-------- QUOTED TEXT --------
1

I have made a filter in Lucene.Net to limit the result of the search. I am encountering a very strange issue. The filter is not working with Text Values but working with number values.

For Example:

If I am making a filter with Number values something like below. It is working perfectly.

String field = "id";
Filter LE= new QueryWrapperFilter(new TermQuery( new Term(field, "1234567")));
indexSearcher.Search(QueryMaker(searchString, searchfields), LE, coll);

However, if I give a value containing Text

String field = "id";
Filter LE = new QueryWrapperFilter(new TermQuery(new Term(field, "ZZZOCB9X9Y")));
indexSearcher.Search(QueryMaker(searchString, searchfields), LE, coll);

it is failing. The result is not displaying any records.

Can somebody explain me the issue. Also, I have tested it numerous times to make this claim. I have read on some forums that the Term Query in Lucene versions below 3 will probably have this issue. However, I have changed the version to 3.0.3 but error still persists. I badly need the filter in my program to work. Otherwise I will have to move away from Lucene and find something else.
--------
**OBJECTIVE:** From the Lucene.Net filter post, transcribe word for word the passage that begins at "it is failing." and stops after "find something else.".
-------- DATASET --------
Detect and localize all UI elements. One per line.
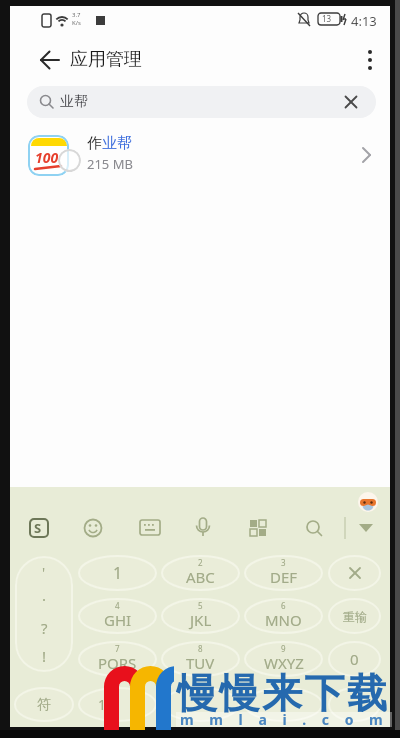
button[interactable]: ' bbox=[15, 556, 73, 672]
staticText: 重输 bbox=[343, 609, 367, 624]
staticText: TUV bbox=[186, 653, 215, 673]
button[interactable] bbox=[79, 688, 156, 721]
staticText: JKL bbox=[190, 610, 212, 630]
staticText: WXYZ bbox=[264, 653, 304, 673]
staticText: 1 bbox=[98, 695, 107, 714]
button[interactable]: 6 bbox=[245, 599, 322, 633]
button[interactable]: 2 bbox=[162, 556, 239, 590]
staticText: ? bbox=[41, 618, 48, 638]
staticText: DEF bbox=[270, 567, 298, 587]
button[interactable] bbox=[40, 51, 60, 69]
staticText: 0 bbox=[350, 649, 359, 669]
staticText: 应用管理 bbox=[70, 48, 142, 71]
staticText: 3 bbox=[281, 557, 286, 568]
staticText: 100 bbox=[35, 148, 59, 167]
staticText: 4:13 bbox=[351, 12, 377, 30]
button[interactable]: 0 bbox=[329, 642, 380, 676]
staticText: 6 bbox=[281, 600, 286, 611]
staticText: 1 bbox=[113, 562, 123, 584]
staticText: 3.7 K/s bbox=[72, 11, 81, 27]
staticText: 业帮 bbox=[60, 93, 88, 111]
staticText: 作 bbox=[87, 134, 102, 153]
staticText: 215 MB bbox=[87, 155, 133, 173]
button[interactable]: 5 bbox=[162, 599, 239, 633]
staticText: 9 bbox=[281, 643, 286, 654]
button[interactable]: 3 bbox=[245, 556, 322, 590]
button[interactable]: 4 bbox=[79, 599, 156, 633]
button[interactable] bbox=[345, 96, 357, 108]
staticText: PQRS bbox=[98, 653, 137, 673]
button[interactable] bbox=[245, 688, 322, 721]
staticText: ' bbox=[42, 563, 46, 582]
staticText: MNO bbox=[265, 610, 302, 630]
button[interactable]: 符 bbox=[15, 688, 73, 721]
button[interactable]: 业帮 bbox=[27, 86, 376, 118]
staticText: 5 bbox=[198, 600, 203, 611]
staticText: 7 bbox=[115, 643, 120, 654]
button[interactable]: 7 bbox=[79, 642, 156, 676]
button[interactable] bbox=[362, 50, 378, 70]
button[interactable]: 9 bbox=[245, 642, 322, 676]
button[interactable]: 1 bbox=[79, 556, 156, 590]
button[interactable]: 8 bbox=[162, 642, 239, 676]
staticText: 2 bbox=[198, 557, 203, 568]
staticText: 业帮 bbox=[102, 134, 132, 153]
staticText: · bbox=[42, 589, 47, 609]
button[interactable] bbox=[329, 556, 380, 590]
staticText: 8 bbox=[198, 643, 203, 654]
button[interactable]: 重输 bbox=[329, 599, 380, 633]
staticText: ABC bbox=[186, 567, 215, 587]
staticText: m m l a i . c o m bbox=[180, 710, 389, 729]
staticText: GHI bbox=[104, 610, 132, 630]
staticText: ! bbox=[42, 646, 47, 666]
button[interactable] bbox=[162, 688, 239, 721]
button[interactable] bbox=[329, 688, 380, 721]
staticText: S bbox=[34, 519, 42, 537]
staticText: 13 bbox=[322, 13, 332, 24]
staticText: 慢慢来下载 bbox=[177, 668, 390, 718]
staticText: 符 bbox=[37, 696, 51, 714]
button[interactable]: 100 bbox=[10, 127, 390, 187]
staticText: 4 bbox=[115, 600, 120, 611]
--------
**RESPONSE:**
it is failing. The result is not displaying any records.

Can somebody explain me the issue. Also, I have tested it numerous times to make this claim. I have read on some forums that the Term Query in Lucene versions below 3 will probably have this issue. However, I have changed the version to 3.0.3 but error still persists. I badly need the filter in my program to work. Otherwise I will have to move away from Lucene and find something else.